What to work on
Render every line of the data below as a JSON array of strings, one string per line, omitting blank lines.

** Begin Material provided **

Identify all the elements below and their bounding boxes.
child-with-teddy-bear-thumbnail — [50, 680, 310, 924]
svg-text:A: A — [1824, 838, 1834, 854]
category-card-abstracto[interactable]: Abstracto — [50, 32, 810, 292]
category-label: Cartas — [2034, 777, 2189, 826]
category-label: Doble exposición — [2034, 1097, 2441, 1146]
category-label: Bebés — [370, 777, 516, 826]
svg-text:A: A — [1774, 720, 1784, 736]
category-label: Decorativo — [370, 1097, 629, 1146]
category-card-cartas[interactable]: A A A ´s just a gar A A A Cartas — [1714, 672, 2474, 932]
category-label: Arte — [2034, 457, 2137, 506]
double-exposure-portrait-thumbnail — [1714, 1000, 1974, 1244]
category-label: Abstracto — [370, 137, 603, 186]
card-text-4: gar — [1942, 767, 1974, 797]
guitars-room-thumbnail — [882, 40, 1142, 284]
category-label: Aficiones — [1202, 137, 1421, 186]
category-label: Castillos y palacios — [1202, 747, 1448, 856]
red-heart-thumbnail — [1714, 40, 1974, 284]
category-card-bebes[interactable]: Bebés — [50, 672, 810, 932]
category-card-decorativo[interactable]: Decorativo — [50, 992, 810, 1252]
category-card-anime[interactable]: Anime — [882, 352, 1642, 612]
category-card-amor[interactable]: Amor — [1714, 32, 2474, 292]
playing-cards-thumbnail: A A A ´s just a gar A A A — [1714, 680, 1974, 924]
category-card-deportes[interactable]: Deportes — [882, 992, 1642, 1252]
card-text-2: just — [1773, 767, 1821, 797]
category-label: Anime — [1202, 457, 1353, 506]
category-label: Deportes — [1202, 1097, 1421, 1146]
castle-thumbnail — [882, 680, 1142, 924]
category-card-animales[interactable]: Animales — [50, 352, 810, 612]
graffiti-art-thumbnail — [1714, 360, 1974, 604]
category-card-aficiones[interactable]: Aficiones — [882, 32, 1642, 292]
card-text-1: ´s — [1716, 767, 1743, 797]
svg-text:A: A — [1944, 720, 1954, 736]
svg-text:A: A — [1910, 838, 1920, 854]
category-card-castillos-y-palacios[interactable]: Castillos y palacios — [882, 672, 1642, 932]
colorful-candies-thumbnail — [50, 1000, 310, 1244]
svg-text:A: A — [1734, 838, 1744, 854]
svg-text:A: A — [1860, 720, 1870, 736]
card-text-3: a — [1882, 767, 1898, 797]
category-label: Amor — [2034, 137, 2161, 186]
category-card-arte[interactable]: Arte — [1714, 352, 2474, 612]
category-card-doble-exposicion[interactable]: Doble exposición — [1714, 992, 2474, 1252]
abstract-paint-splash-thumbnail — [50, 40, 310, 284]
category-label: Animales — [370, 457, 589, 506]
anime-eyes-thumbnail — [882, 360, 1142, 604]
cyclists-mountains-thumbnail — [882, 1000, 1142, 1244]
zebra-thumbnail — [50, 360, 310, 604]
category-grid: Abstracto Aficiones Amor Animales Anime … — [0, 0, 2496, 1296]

** End Material provided **

Exercise answer
[
  "Identify all the elements below and their bounding boxes.",
  "child-with-teddy-bear-thumbnail — [50, 680, 310, 924]",
  "svg-text:A: A — [1824, 838, 1834, 854]",
  "category-card-abstracto[interactable]: Abstracto — [50, 32, 810, 292]",
  "category-label: Cartas — [2034, 777, 2189, 826]",
  "category-label: Doble exposición — [2034, 1097, 2441, 1146]",
  "category-label: Bebés — [370, 777, 516, 826]",
  "svg-text:A: A — [1774, 720, 1784, 736]",
  "category-label: Decorativo — [370, 1097, 629, 1146]",
  "category-card-cartas[interactable]: A A A ´s just a gar A A A Cartas — [1714, 672, 2474, 932]",
  "category-label: Arte — [2034, 457, 2137, 506]",
  "double-exposure-portrait-thumbnail — [1714, 1000, 1974, 1244]",
  "category-label: Abstracto — [370, 137, 603, 186]",
  "card-text-4: gar — [1942, 767, 1974, 797]",
  "guitars-room-thumbnail — [882, 40, 1142, 284]",
  "category-label: Aficiones — [1202, 137, 1421, 186]",
  "category-label: Castillos y palacios — [1202, 747, 1448, 856]",
  "red-heart-thumbnail — [1714, 40, 1974, 284]",
  "category-card-bebes[interactable]: Bebés — [50, 672, 810, 932]",
  "category-card-decorativo[interactable]: Decorativo — [50, 992, 810, 1252]",
  "category-card-anime[interactable]: Anime — [882, 352, 1642, 612]",
  "category-card-amor[interactable]: Amor — [1714, 32, 2474, 292]",
  "playing-cards-thumbnail: A A A ´s just a gar A A A — [1714, 680, 1974, 924]",
  "category-card-deportes[interactable]: Deportes — [882, 992, 1642, 1252]",
  "card-text-2: just — [1773, 767, 1821, 797]",
  "category-label: Anime — [1202, 457, 1353, 506]",
  "category-label: Deportes — [1202, 1097, 1421, 1146]",
  "castle-thumbnail — [882, 680, 1142, 924]",
  "category-card-animales[interactable]: Animales — [50, 352, 810, 612]",
  "graffiti-art-thumbnail — [1714, 360, 1974, 604]",
  "category-card-aficiones[interactable]: Aficiones — [882, 32, 1642, 292]",
  "card-text-1: ´s — [1716, 767, 1743, 797]",
  "svg-text:A: A — [1944, 720, 1954, 736]",
  "svg-text:A: A — [1910, 838, 1920, 854]",
  "category-card-castillos-y-palacios[interactable]: Castillos y palacios — [882, 672, 1642, 932]",
  "colorful-candies-thumbnail — [50, 1000, 310, 1244]",
  "svg-text:A: A — [1734, 838, 1744, 854]",
  "svg-text:A: A — [1860, 720, 1870, 736]",
  "card-text-3: a — [1882, 767, 1898, 797]",
  "category-label: Amor — [2034, 137, 2161, 186]",
  "category-card-arte[interactable]: Arte — [1714, 352, 2474, 612]",
  "category-card-doble-exposicion[interactable]: Doble exposición — [1714, 992, 2474, 1252]",
  "abstract-paint-splash-thumbnail — [50, 40, 310, 284]",
  "category-label: Animales — [370, 457, 589, 506]",
  "anime-eyes-thumbnail — [882, 360, 1142, 604]",
  "cyclists-mountains-thumbnail — [882, 1000, 1142, 1244]",
  "zebra-thumbnail — [50, 360, 310, 604]",
  "category-grid: Abstracto Aficiones Amor Animales Anime … — [0, 0, 2496, 1296]"
]